- _Exercise aim_:
Copy the records below exactly, omitting any pictures they contain.

····················

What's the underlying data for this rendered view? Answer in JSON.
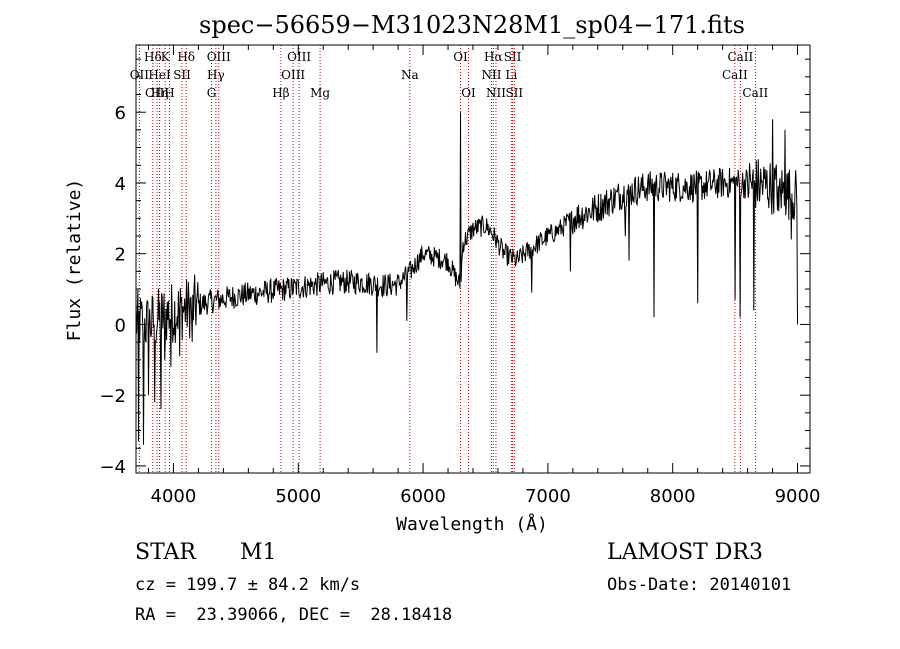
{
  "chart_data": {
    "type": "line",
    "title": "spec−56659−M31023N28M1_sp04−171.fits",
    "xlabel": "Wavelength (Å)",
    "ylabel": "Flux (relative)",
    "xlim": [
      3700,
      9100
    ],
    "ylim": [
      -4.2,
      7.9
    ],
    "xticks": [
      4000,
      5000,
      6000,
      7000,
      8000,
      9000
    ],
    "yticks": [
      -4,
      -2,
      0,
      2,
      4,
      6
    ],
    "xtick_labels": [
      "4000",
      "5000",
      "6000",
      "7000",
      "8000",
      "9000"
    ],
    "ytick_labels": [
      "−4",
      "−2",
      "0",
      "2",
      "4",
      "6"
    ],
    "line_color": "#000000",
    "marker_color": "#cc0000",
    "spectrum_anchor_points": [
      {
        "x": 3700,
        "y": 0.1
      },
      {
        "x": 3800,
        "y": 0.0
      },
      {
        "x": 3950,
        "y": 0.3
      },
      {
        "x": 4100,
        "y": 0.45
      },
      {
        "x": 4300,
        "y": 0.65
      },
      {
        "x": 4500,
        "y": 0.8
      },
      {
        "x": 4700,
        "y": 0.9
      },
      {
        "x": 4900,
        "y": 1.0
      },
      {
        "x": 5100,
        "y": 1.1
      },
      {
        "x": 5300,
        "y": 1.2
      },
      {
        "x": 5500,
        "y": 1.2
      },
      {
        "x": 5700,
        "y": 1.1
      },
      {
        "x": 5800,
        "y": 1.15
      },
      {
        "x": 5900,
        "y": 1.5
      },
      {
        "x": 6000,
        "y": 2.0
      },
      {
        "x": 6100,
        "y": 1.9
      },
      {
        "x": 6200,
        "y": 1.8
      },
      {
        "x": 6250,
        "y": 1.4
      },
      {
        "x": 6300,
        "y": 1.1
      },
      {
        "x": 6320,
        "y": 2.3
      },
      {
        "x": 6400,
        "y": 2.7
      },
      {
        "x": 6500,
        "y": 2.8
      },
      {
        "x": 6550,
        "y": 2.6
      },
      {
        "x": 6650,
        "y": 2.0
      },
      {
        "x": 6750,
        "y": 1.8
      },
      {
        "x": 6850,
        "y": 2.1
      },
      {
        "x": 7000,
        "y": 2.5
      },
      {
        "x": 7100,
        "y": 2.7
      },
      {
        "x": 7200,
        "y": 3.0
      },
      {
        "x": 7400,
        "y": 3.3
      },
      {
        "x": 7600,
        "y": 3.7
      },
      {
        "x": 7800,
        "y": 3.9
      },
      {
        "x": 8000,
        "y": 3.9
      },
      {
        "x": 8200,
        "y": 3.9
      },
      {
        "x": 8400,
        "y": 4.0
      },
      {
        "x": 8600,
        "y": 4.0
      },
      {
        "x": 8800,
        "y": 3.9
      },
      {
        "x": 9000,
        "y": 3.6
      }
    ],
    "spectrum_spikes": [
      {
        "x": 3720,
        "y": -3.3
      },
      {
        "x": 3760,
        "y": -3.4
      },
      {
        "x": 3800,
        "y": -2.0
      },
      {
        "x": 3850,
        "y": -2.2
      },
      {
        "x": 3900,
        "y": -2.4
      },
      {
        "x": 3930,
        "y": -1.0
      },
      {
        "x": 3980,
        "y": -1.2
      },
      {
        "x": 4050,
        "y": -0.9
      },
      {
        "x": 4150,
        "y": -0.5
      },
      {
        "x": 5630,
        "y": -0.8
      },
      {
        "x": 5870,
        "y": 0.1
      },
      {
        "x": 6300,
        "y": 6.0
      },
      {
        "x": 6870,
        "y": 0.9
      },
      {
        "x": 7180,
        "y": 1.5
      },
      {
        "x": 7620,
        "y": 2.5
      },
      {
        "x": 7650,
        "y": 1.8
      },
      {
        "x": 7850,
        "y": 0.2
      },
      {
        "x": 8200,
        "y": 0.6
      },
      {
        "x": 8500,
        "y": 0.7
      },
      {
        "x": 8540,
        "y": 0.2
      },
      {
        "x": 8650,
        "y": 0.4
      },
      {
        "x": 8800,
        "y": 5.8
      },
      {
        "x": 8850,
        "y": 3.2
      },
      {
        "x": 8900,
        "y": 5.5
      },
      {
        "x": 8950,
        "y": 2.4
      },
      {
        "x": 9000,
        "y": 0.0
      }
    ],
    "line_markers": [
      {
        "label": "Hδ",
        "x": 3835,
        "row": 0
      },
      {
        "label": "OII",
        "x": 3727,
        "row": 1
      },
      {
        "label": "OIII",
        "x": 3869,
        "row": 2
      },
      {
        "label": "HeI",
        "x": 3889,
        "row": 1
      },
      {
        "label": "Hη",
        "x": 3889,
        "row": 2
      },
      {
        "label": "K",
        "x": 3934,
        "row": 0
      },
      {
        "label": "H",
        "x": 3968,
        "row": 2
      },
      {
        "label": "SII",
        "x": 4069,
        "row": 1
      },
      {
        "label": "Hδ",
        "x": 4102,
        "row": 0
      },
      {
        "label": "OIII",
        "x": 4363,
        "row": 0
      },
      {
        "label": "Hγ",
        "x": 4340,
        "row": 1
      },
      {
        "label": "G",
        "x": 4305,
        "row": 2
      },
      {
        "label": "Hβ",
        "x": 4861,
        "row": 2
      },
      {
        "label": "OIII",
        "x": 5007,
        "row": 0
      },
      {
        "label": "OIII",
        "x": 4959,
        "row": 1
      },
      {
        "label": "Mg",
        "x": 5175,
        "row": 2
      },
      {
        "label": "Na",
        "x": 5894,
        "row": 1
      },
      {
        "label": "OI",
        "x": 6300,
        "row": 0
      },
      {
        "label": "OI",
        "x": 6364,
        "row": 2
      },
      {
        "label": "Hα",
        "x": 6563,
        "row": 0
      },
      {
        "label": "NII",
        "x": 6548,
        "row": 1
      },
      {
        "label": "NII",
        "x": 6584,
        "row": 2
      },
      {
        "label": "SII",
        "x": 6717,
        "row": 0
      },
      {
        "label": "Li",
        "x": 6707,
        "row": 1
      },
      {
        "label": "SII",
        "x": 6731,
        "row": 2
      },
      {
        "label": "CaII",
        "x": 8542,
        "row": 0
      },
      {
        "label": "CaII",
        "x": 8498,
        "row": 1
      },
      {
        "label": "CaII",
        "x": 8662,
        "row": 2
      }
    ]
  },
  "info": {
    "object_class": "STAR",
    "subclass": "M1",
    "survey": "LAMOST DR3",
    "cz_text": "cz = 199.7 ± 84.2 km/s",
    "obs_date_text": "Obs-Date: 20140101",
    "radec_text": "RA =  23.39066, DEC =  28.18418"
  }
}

····················

- _Exercise answer_:
What's the underlying data for this rendered view? Answer in JSON.
{
  "chart_data": {
    "type": "line",
    "title": "spec−56659−M31023N28M1_sp04−171.fits",
    "xlabel": "Wavelength (Å)",
    "ylabel": "Flux (relative)",
    "xlim": [
      3700,
      9100
    ],
    "ylim": [
      -4.2,
      7.9
    ],
    "xticks": [
      4000,
      5000,
      6000,
      7000,
      8000,
      9000
    ],
    "yticks": [
      -4,
      -2,
      0,
      2,
      4,
      6
    ],
    "xtick_labels": [
      "4000",
      "5000",
      "6000",
      "7000",
      "8000",
      "9000"
    ],
    "ytick_labels": [
      "−4",
      "−2",
      "0",
      "2",
      "4",
      "6"
    ],
    "line_color": "#000000",
    "marker_color": "#cc0000",
    "spectrum_anchor_points": [
      {
        "x": 3700,
        "y": 0.1
      },
      {
        "x": 3800,
        "y": 0.0
      },
      {
        "x": 3950,
        "y": 0.3
      },
      {
        "x": 4100,
        "y": 0.45
      },
      {
        "x": 4300,
        "y": 0.65
      },
      {
        "x": 4500,
        "y": 0.8
      },
      {
        "x": 4700,
        "y": 0.9
      },
      {
        "x": 4900,
        "y": 1.0
      },
      {
        "x": 5100,
        "y": 1.1
      },
      {
        "x": 5300,
        "y": 1.2
      },
      {
        "x": 5500,
        "y": 1.2
      },
      {
        "x": 5700,
        "y": 1.1
      },
      {
        "x": 5800,
        "y": 1.15
      },
      {
        "x": 5900,
        "y": 1.5
      },
      {
        "x": 6000,
        "y": 2.0
      },
      {
        "x": 6100,
        "y": 1.9
      },
      {
        "x": 6200,
        "y": 1.8
      },
      {
        "x": 6250,
        "y": 1.4
      },
      {
        "x": 6300,
        "y": 1.1
      },
      {
        "x": 6320,
        "y": 2.3
      },
      {
        "x": 6400,
        "y": 2.7
      },
      {
        "x": 6500,
        "y": 2.8
      },
      {
        "x": 6550,
        "y": 2.6
      },
      {
        "x": 6650,
        "y": 2.0
      },
      {
        "x": 6750,
        "y": 1.8
      },
      {
        "x": 6850,
        "y": 2.1
      },
      {
        "x": 7000,
        "y": 2.5
      },
      {
        "x": 7100,
        "y": 2.7
      },
      {
        "x": 7200,
        "y": 3.0
      },
      {
        "x": 7400,
        "y": 3.3
      },
      {
        "x": 7600,
        "y": 3.7
      },
      {
        "x": 7800,
        "y": 3.9
      },
      {
        "x": 8000,
        "y": 3.9
      },
      {
        "x": 8200,
        "y": 3.9
      },
      {
        "x": 8400,
        "y": 4.0
      },
      {
        "x": 8600,
        "y": 4.0
      },
      {
        "x": 8800,
        "y": 3.9
      },
      {
        "x": 9000,
        "y": 3.6
      }
    ],
    "spectrum_spikes": [
      {
        "x": 3720,
        "y": -3.3
      },
      {
        "x": 3760,
        "y": -3.4
      },
      {
        "x": 3800,
        "y": -2.0
      },
      {
        "x": 3850,
        "y": -2.2
      },
      {
        "x": 3900,
        "y": -2.4
      },
      {
        "x": 3930,
        "y": -1.0
      },
      {
        "x": 3980,
        "y": -1.2
      },
      {
        "x": 4050,
        "y": -0.9
      },
      {
        "x": 4150,
        "y": -0.5
      },
      {
        "x": 5630,
        "y": -0.8
      },
      {
        "x": 5870,
        "y": 0.1
      },
      {
        "x": 6300,
        "y": 6.0
      },
      {
        "x": 6870,
        "y": 0.9
      },
      {
        "x": 7180,
        "y": 1.5
      },
      {
        "x": 7620,
        "y": 2.5
      },
      {
        "x": 7650,
        "y": 1.8
      },
      {
        "x": 7850,
        "y": 0.2
      },
      {
        "x": 8200,
        "y": 0.6
      },
      {
        "x": 8500,
        "y": 0.7
      },
      {
        "x": 8540,
        "y": 0.2
      },
      {
        "x": 8650,
        "y": 0.4
      },
      {
        "x": 8800,
        "y": 5.8
      },
      {
        "x": 8850,
        "y": 3.2
      },
      {
        "x": 8900,
        "y": 5.5
      },
      {
        "x": 8950,
        "y": 2.4
      },
      {
        "x": 9000,
        "y": 0.0
      }
    ],
    "line_markers": [
      {
        "label": "Hδ",
        "x": 3835,
        "row": 0
      },
      {
        "label": "OII",
        "x": 3727,
        "row": 1
      },
      {
        "label": "OIII",
        "x": 3869,
        "row": 2
      },
      {
        "label": "HeI",
        "x": 3889,
        "row": 1
      },
      {
        "label": "Hη",
        "x": 3889,
        "row": 2
      },
      {
        "label": "K",
        "x": 3934,
        "row": 0
      },
      {
        "label": "H",
        "x": 3968,
        "row": 2
      },
      {
        "label": "SII",
        "x": 4069,
        "row": 1
      },
      {
        "label": "Hδ",
        "x": 4102,
        "row": 0
      },
      {
        "label": "OIII",
        "x": 4363,
        "row": 0
      },
      {
        "label": "Hγ",
        "x": 4340,
        "row": 1
      },
      {
        "label": "G",
        "x": 4305,
        "row": 2
      },
      {
        "label": "Hβ",
        "x": 4861,
        "row": 2
      },
      {
        "label": "OIII",
        "x": 5007,
        "row": 0
      },
      {
        "label": "OIII",
        "x": 4959,
        "row": 1
      },
      {
        "label": "Mg",
        "x": 5175,
        "row": 2
      },
      {
        "label": "Na",
        "x": 5894,
        "row": 1
      },
      {
        "label": "OI",
        "x": 6300,
        "row": 0
      },
      {
        "label": "OI",
        "x": 6364,
        "row": 2
      },
      {
        "label": "Hα",
        "x": 6563,
        "row": 0
      },
      {
        "label": "NII",
        "x": 6548,
        "row": 1
      },
      {
        "label": "NII",
        "x": 6584,
        "row": 2
      },
      {
        "label": "SII",
        "x": 6717,
        "row": 0
      },
      {
        "label": "Li",
        "x": 6707,
        "row": 1
      },
      {
        "label": "SII",
        "x": 6731,
        "row": 2
      },
      {
        "label": "CaII",
        "x": 8542,
        "row": 0
      },
      {
        "label": "CaII",
        "x": 8498,
        "row": 1
      },
      {
        "label": "CaII",
        "x": 8662,
        "row": 2
      }
    ]
  },
  "info": {
    "object_class": "STAR",
    "subclass": "M1",
    "survey": "LAMOST DR3",
    "cz_text": "cz = 199.7 ± 84.2 km/s",
    "obs_date_text": "Obs-Date: 20140101",
    "radec_text": "RA =  23.39066, DEC =  28.18418"
  }
}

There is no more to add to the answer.